DIRECTIONS
Extract the text of each entry below exactly, leaving every image behind.

THE RECORDS
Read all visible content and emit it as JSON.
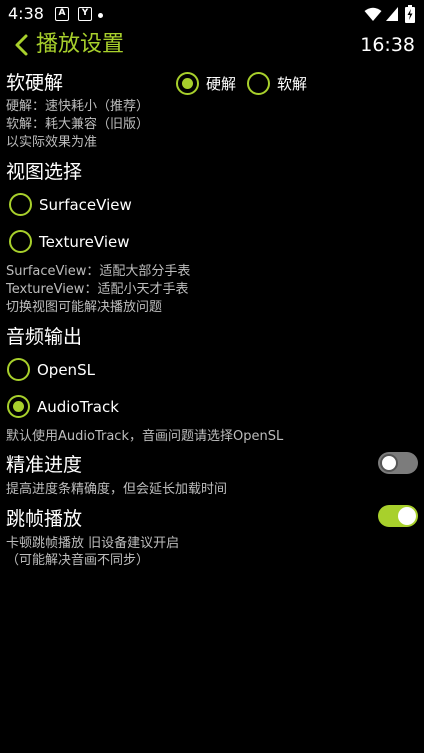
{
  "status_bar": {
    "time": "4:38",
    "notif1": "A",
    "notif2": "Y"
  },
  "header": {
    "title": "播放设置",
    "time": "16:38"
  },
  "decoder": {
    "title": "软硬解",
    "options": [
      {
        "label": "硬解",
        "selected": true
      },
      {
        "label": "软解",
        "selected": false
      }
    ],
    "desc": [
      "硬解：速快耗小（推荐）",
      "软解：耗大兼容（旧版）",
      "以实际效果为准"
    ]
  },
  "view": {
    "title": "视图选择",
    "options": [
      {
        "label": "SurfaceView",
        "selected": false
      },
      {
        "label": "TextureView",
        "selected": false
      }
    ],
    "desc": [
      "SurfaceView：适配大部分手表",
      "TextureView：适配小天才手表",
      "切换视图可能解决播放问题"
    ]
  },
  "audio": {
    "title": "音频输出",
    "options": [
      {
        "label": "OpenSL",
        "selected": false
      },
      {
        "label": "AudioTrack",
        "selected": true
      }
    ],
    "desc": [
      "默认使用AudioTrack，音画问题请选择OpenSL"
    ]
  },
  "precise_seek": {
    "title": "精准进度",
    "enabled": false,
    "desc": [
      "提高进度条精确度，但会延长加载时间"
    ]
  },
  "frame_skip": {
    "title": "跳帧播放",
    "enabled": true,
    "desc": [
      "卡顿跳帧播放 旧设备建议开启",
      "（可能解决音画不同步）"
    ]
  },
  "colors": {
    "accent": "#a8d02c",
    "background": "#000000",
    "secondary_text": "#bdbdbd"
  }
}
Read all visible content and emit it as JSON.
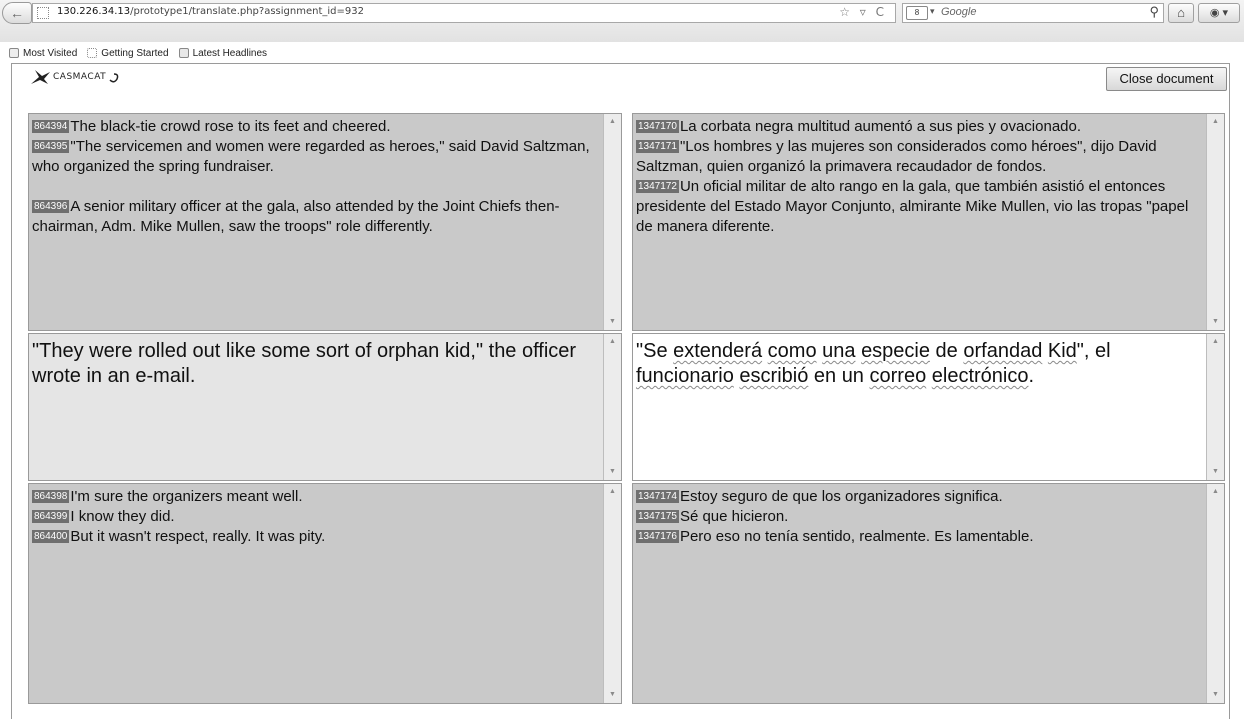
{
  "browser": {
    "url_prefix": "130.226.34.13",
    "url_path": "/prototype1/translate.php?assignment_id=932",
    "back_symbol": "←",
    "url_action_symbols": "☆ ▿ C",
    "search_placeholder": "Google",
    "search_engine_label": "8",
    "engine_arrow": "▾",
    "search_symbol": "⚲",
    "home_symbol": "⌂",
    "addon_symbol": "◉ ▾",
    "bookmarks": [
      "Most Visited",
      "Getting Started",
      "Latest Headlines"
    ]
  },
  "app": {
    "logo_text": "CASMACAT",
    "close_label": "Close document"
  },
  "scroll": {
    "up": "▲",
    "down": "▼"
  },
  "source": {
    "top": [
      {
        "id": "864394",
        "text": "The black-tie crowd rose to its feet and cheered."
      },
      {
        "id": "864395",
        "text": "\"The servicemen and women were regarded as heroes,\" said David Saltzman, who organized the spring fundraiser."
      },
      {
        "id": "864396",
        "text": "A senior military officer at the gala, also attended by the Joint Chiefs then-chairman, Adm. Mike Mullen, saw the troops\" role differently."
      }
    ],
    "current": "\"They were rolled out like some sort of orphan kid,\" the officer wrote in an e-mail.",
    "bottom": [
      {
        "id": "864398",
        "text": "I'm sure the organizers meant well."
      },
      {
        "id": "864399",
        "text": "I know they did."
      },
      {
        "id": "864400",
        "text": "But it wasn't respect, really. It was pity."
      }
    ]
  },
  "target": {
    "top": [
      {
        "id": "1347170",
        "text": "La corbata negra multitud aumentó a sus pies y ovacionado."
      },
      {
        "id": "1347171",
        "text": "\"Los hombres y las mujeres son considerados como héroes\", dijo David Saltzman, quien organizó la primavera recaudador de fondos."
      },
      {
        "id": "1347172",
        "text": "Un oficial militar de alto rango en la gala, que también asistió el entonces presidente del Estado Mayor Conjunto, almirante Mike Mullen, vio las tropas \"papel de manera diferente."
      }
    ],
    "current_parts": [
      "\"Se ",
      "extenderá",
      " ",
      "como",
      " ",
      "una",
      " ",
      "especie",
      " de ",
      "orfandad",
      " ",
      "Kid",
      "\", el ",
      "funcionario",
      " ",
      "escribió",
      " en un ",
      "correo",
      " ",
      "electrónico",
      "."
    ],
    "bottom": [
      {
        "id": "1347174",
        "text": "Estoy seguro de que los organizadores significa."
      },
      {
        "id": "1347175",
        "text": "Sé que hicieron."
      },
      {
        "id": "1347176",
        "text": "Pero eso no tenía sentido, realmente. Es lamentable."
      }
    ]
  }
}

SOLUTION TO THE PROBLEM
Read all visible content and emit it as JSON.
{
  "status_bar": {
    "time": "4:38",
    "notif1": "A",
    "notif2": "Y"
  },
  "header": {
    "title": "播放设置",
    "time": "16:38"
  },
  "decoder": {
    "title": "软硬解",
    "options": [
      {
        "label": "硬解",
        "selected": true
      },
      {
        "label": "软解",
        "selected": false
      }
    ],
    "desc": [
      "硬解：速快耗小（推荐）",
      "软解：耗大兼容（旧版）",
      "以实际效果为准"
    ]
  },
  "view": {
    "title": "视图选择",
    "options": [
      {
        "label": "SurfaceView",
        "selected": false
      },
      {
        "label": "TextureView",
        "selected": false
      }
    ],
    "desc": [
      "SurfaceView：适配大部分手表",
      "TextureView：适配小天才手表",
      "切换视图可能解决播放问题"
    ]
  },
  "audio": {
    "title": "音频输出",
    "options": [
      {
        "label": "OpenSL",
        "selected": false
      },
      {
        "label": "AudioTrack",
        "selected": true
      }
    ],
    "desc": [
      "默认使用AudioTrack，音画问题请选择OpenSL"
    ]
  },
  "precise_seek": {
    "title": "精准进度",
    "enabled": false,
    "desc": [
      "提高进度条精确度，但会延长加载时间"
    ]
  },
  "frame_skip": {
    "title": "跳帧播放",
    "enabled": true,
    "desc": [
      "卡顿跳帧播放 旧设备建议开启",
      "（可能解决音画不同步）"
    ]
  },
  "colors": {
    "accent": "#a8d02c",
    "background": "#000000",
    "secondary_text": "#bdbdbd"
  }
}
Read all visible content and emit it as JSON.
{
  "browser": {
    "url_prefix": "130.226.34.13",
    "url_path": "/prototype1/translate.php?assignment_id=932",
    "back_symbol": "←",
    "url_action_symbols": "☆ ▿ C",
    "search_placeholder": "Google",
    "search_engine_label": "8",
    "engine_arrow": "▾",
    "search_symbol": "⚲",
    "home_symbol": "⌂",
    "addon_symbol": "◉ ▾",
    "bookmarks": [
      "Most Visited",
      "Getting Started",
      "Latest Headlines"
    ]
  },
  "app": {
    "logo_text": "CASMACAT",
    "close_label": "Close document"
  },
  "scroll": {
    "up": "▲",
    "down": "▼"
  },
  "source": {
    "top": [
      {
        "id": "864394",
        "text": "The black-tie crowd rose to its feet and cheered."
      },
      {
        "id": "864395",
        "text": "\"The servicemen and women were regarded as heroes,\" said David Saltzman, who organized the spring fundraiser."
      },
      {
        "id": "864396",
        "text": "A senior military officer at the gala, also attended by the Joint Chiefs then-chairman, Adm. Mike Mullen, saw the troops\" role differently."
      }
    ],
    "current": "\"They were rolled out like some sort of orphan kid,\" the officer wrote in an e-mail.",
    "bottom": [
      {
        "id": "864398",
        "text": "I'm sure the organizers meant well."
      },
      {
        "id": "864399",
        "text": "I know they did."
      },
      {
        "id": "864400",
        "text": "But it wasn't respect, really. It was pity."
      }
    ]
  },
  "target": {
    "top": [
      {
        "id": "1347170",
        "text": "La corbata negra multitud aumentó a sus pies y ovacionado."
      },
      {
        "id": "1347171",
        "text": "\"Los hombres y las mujeres son considerados como héroes\", dijo David Saltzman, quien organizó la primavera recaudador de fondos."
      },
      {
        "id": "1347172",
        "text": "Un oficial militar de alto rango en la gala, que también asistió el entonces presidente del Estado Mayor Conjunto, almirante Mike Mullen, vio las tropas \"papel de manera diferente."
      }
    ],
    "current_parts": [
      "\"Se ",
      "extenderá",
      " ",
      "como",
      " ",
      "una",
      " ",
      "especie",
      " de ",
      "orfandad",
      " ",
      "Kid",
      "\", el ",
      "funcionario",
      " ",
      "escribió",
      " en un ",
      "correo",
      " ",
      "electrónico",
      "."
    ],
    "bottom": [
      {
        "id": "1347174",
        "text": "Estoy seguro de que los organizadores significa."
      },
      {
        "id": "1347175",
        "text": "Sé que hicieron."
      },
      {
        "id": "1347176",
        "text": "Pero eso no tenía sentido, realmente. Es lamentable."
      }
    ]
  }
}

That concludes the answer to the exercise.